_Work to complete_
Please copy the material below, from the line containing "List 17 of the" through the line containing "menu-item[interactable]: Allotment bbox=[125, 352, 230, 382]", leaving every line unchanged.

╭─ Data shown

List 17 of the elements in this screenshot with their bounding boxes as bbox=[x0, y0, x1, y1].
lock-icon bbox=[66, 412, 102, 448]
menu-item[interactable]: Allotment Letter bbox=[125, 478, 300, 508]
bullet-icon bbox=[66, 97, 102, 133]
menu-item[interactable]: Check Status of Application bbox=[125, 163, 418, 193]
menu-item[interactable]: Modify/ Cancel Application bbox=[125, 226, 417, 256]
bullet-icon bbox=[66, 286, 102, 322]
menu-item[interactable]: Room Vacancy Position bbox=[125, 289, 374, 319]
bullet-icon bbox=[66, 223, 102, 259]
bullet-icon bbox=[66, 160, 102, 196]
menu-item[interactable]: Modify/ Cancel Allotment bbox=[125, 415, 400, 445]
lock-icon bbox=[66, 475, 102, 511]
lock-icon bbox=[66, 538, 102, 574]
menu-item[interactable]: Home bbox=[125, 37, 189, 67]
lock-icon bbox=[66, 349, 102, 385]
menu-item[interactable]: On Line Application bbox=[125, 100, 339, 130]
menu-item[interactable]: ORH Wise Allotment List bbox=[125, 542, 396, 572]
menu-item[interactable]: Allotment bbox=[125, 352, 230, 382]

╰─
╭─ Data shown

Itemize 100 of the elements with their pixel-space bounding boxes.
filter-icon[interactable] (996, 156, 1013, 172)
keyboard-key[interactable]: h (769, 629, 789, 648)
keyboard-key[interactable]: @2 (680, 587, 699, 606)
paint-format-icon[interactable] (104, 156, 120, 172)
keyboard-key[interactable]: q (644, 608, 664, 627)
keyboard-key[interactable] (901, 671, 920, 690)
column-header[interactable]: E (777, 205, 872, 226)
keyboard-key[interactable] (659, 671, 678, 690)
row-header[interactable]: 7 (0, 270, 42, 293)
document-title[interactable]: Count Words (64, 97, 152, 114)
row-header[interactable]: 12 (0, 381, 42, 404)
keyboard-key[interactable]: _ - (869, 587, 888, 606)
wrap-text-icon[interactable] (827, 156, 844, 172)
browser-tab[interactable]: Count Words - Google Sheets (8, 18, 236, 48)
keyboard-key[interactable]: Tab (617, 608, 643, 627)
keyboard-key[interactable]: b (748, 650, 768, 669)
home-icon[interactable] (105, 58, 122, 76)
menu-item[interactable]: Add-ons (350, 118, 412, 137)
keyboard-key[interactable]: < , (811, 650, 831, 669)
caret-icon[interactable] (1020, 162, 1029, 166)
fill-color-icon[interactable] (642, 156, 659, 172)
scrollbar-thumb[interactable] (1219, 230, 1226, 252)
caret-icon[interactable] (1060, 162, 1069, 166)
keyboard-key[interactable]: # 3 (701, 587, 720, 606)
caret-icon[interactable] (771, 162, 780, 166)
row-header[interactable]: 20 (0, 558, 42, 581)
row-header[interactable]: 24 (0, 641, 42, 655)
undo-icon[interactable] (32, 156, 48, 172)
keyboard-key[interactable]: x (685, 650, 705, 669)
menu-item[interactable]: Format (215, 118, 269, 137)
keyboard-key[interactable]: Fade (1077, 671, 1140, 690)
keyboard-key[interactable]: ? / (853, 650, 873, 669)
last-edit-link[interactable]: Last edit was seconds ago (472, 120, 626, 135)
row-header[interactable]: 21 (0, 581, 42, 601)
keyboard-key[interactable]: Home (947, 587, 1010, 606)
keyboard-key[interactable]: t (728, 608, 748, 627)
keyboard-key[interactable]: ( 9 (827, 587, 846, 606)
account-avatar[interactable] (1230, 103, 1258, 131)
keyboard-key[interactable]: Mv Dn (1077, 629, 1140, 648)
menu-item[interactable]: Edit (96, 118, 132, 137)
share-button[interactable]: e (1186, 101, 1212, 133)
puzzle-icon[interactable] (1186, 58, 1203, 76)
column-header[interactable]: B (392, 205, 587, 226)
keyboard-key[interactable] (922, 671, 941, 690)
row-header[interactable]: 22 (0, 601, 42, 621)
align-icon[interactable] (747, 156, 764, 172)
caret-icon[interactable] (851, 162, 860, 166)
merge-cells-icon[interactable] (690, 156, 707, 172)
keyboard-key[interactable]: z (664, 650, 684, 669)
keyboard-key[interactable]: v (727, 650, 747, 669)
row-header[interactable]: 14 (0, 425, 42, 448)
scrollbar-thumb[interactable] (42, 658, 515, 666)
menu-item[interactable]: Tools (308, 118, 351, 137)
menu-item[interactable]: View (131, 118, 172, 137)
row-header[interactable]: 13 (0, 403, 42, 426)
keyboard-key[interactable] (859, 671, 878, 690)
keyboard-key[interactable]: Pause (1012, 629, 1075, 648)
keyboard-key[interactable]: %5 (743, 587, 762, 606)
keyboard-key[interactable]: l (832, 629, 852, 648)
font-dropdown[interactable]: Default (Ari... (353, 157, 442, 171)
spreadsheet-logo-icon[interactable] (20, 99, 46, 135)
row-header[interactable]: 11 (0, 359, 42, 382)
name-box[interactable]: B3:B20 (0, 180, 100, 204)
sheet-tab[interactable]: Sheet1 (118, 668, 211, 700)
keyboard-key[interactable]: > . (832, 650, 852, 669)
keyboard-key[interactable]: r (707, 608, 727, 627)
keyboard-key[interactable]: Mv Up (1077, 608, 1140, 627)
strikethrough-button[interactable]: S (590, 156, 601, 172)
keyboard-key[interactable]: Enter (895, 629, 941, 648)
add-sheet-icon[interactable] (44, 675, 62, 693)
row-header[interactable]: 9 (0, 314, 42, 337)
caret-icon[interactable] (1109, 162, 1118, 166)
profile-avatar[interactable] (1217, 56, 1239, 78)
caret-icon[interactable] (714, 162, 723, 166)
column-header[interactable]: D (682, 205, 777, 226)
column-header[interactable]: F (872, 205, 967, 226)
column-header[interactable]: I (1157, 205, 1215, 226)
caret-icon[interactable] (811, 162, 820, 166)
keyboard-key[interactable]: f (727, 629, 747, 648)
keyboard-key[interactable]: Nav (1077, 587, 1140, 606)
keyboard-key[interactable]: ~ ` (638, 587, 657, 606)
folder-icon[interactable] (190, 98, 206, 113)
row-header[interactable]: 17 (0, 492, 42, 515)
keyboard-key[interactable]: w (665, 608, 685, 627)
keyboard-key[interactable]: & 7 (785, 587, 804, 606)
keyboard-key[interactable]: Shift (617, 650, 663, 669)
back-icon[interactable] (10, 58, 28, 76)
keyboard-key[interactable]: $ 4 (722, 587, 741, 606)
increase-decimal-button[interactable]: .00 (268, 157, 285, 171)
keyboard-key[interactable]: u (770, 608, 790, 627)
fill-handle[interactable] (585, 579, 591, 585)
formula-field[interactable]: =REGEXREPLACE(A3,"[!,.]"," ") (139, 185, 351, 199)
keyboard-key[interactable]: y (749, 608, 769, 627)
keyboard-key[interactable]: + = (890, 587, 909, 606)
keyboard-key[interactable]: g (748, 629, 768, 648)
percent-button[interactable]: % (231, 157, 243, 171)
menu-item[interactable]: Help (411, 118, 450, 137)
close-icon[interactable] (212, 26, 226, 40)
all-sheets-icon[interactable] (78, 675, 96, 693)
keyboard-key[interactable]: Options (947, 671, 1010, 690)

╰─

_Complete answer_
List 17 of the elements in this screenshot with their bounding boxes as bbox=[x0, y0, x1, y1].
lock-icon bbox=[66, 412, 102, 448]
menu-item[interactable]: Allotment Letter bbox=[125, 478, 300, 508]
bullet-icon bbox=[66, 97, 102, 133]
menu-item[interactable]: Check Status of Application bbox=[125, 163, 418, 193]
menu-item[interactable]: Modify/ Cancel Application bbox=[125, 226, 417, 256]
bullet-icon bbox=[66, 286, 102, 322]
menu-item[interactable]: Room Vacancy Position bbox=[125, 289, 374, 319]
bullet-icon bbox=[66, 223, 102, 259]
bullet-icon bbox=[66, 160, 102, 196]
menu-item[interactable]: Modify/ Cancel Allotment bbox=[125, 415, 400, 445]
lock-icon bbox=[66, 475, 102, 511]
lock-icon bbox=[66, 538, 102, 574]
menu-item[interactable]: Home bbox=[125, 37, 189, 67]
lock-icon bbox=[66, 349, 102, 385]
menu-item[interactable]: On Line Application bbox=[125, 100, 339, 130]
menu-item[interactable]: ORH Wise Allotment List bbox=[125, 542, 396, 572]
menu-item[interactable]: Allotment bbox=[125, 352, 230, 382]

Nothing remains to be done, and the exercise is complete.